GOAL
Can you repeat the listing below word for word, beginning at the line that has "Localize all elements." and stopping after the line that has "lat-tick-label: 20° 0' [8,689,48,702]", while leaving out any pictures?

RECORDS SHOWN
########################################
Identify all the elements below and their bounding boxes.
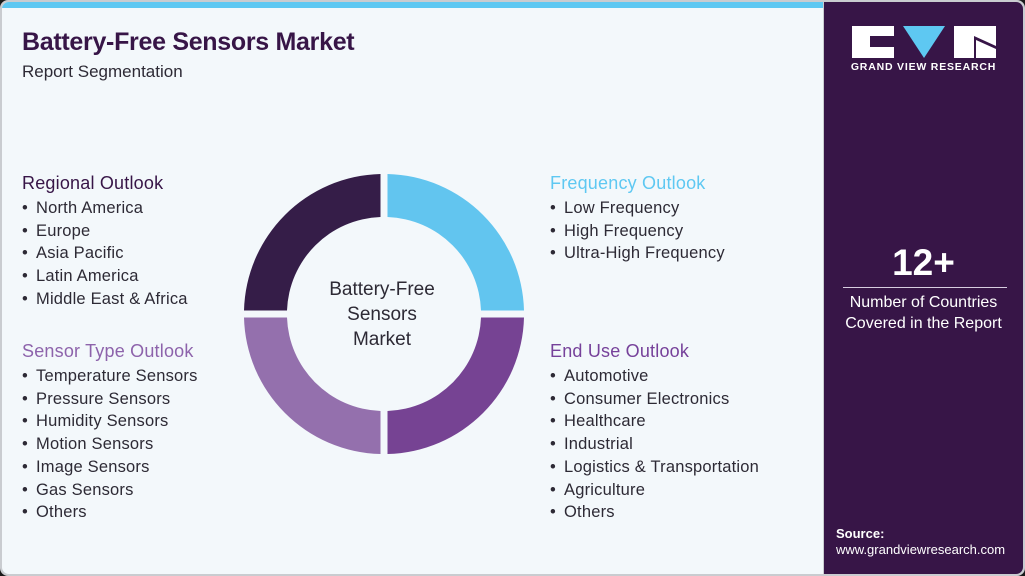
########################################
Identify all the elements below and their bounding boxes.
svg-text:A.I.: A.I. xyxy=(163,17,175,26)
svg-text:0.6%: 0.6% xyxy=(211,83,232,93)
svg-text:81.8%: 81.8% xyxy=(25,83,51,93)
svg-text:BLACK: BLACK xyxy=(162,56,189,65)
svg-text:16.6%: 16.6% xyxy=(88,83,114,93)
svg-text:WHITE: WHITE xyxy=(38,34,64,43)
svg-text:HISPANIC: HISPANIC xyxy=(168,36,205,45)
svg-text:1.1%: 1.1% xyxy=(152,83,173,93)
########################################
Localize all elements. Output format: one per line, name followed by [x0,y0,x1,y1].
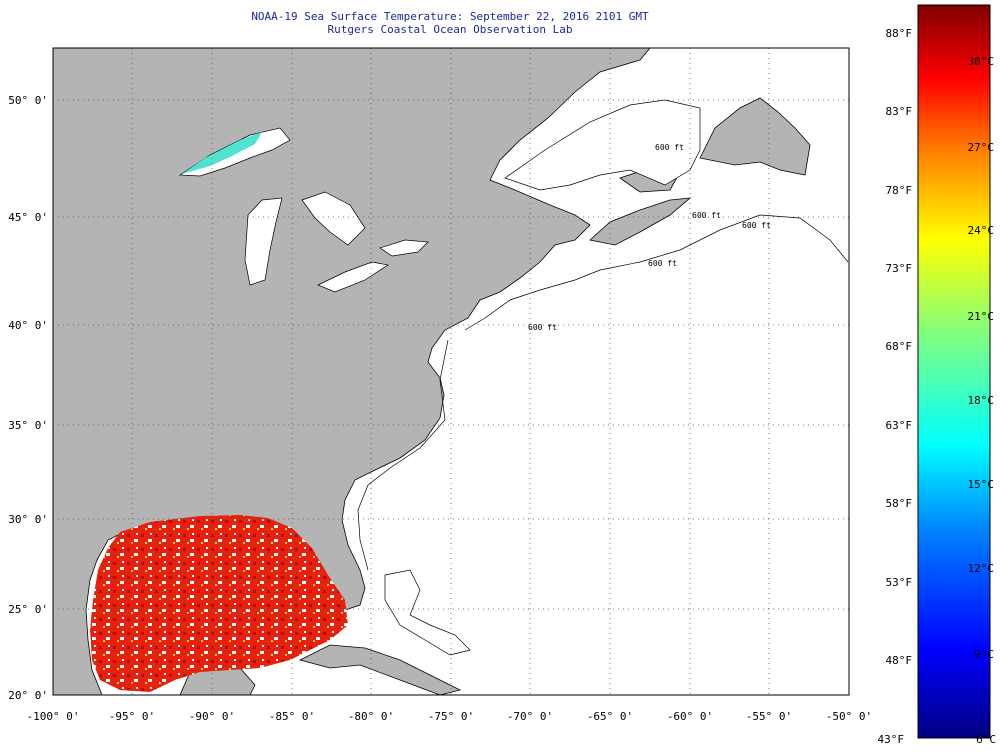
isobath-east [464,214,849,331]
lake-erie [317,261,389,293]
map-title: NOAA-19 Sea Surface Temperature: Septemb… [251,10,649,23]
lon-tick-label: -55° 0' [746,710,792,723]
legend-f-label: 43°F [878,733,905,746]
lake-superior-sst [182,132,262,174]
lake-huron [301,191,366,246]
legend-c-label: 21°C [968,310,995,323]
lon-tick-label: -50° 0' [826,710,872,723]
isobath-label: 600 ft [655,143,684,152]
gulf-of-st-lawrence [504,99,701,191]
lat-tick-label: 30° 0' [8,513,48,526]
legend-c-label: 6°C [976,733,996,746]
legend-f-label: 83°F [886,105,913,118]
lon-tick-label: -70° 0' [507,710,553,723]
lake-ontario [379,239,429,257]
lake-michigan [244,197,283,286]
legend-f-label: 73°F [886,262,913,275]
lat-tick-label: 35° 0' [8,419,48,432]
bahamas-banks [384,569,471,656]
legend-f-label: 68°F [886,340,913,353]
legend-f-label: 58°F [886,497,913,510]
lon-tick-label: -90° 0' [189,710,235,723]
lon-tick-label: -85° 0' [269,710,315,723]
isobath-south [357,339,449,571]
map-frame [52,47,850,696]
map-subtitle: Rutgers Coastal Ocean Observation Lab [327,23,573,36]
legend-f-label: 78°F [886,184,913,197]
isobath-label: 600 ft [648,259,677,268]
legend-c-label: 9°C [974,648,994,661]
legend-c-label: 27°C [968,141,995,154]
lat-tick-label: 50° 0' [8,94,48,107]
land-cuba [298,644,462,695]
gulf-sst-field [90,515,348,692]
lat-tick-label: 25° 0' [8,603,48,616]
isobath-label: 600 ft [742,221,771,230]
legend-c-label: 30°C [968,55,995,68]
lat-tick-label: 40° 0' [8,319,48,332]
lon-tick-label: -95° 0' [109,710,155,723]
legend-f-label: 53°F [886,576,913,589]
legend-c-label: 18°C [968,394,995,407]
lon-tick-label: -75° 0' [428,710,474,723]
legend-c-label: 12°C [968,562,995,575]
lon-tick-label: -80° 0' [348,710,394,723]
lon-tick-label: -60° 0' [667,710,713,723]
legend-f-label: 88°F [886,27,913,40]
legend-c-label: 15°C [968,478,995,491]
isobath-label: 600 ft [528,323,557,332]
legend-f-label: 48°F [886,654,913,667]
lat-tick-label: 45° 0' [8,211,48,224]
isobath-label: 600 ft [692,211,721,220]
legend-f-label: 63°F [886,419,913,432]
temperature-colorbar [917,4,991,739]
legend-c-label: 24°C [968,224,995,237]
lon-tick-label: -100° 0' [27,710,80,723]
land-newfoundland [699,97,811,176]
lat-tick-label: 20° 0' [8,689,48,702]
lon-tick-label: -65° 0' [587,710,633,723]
########################################
FINAL RESULT
Localize all elements. Output format: one per line, name followed by [x0,y0,x1,y1].
isobath-east [464,214,849,331]
lake-erie [317,261,389,293]
map-title: NOAA-19 Sea Surface Temperature: Septemb… [251,10,649,23]
lon-tick-label: -55° 0' [746,710,792,723]
legend-f-label: 43°F [878,733,905,746]
lake-superior-sst [182,132,262,174]
lake-huron [301,191,366,246]
legend-c-label: 21°C [968,310,995,323]
lon-tick-label: -50° 0' [826,710,872,723]
isobath-label: 600 ft [655,143,684,152]
gulf-of-st-lawrence [504,99,701,191]
lat-tick-label: 30° 0' [8,513,48,526]
legend-c-label: 6°C [976,733,996,746]
legend-f-label: 83°F [886,105,913,118]
lon-tick-label: -70° 0' [507,710,553,723]
lake-ontario [379,239,429,257]
lake-michigan [244,197,283,286]
legend-f-label: 73°F [886,262,913,275]
lat-tick-label: 35° 0' [8,419,48,432]
bahamas-banks [384,569,471,656]
legend-f-label: 68°F [886,340,913,353]
legend-f-label: 58°F [886,497,913,510]
lon-tick-label: -90° 0' [189,710,235,723]
lon-tick-label: -85° 0' [269,710,315,723]
isobath-south [357,339,449,571]
map-frame [52,47,850,696]
map-subtitle: Rutgers Coastal Ocean Observation Lab [327,23,573,36]
legend-f-label: 78°F [886,184,913,197]
isobath-label: 600 ft [648,259,677,268]
legend-c-label: 9°C [974,648,994,661]
legend-c-label: 27°C [968,141,995,154]
lat-tick-label: 50° 0' [8,94,48,107]
land-cuba [298,644,462,695]
gulf-sst-field [90,515,348,692]
lat-tick-label: 25° 0' [8,603,48,616]
isobath-label: 600 ft [742,221,771,230]
legend-c-label: 30°C [968,55,995,68]
lat-tick-label: 40° 0' [8,319,48,332]
lon-tick-label: -95° 0' [109,710,155,723]
legend-f-label: 53°F [886,576,913,589]
legend-c-label: 18°C [968,394,995,407]
lon-tick-label: -75° 0' [428,710,474,723]
legend-c-label: 12°C [968,562,995,575]
lon-tick-label: -80° 0' [348,710,394,723]
lon-tick-label: -60° 0' [667,710,713,723]
legend-f-label: 88°F [886,27,913,40]
legend-c-label: 15°C [968,478,995,491]
isobath-label: 600 ft [528,323,557,332]
legend-f-label: 48°F [886,654,913,667]
lat-tick-label: 45° 0' [8,211,48,224]
isobath-label: 600 ft [692,211,721,220]
legend-f-label: 63°F [886,419,913,432]
temperature-colorbar [917,4,991,739]
legend-c-label: 24°C [968,224,995,237]
lon-tick-label: -100° 0' [27,710,80,723]
land-newfoundland [699,97,811,176]
lat-tick-label: 20° 0' [8,689,48,702]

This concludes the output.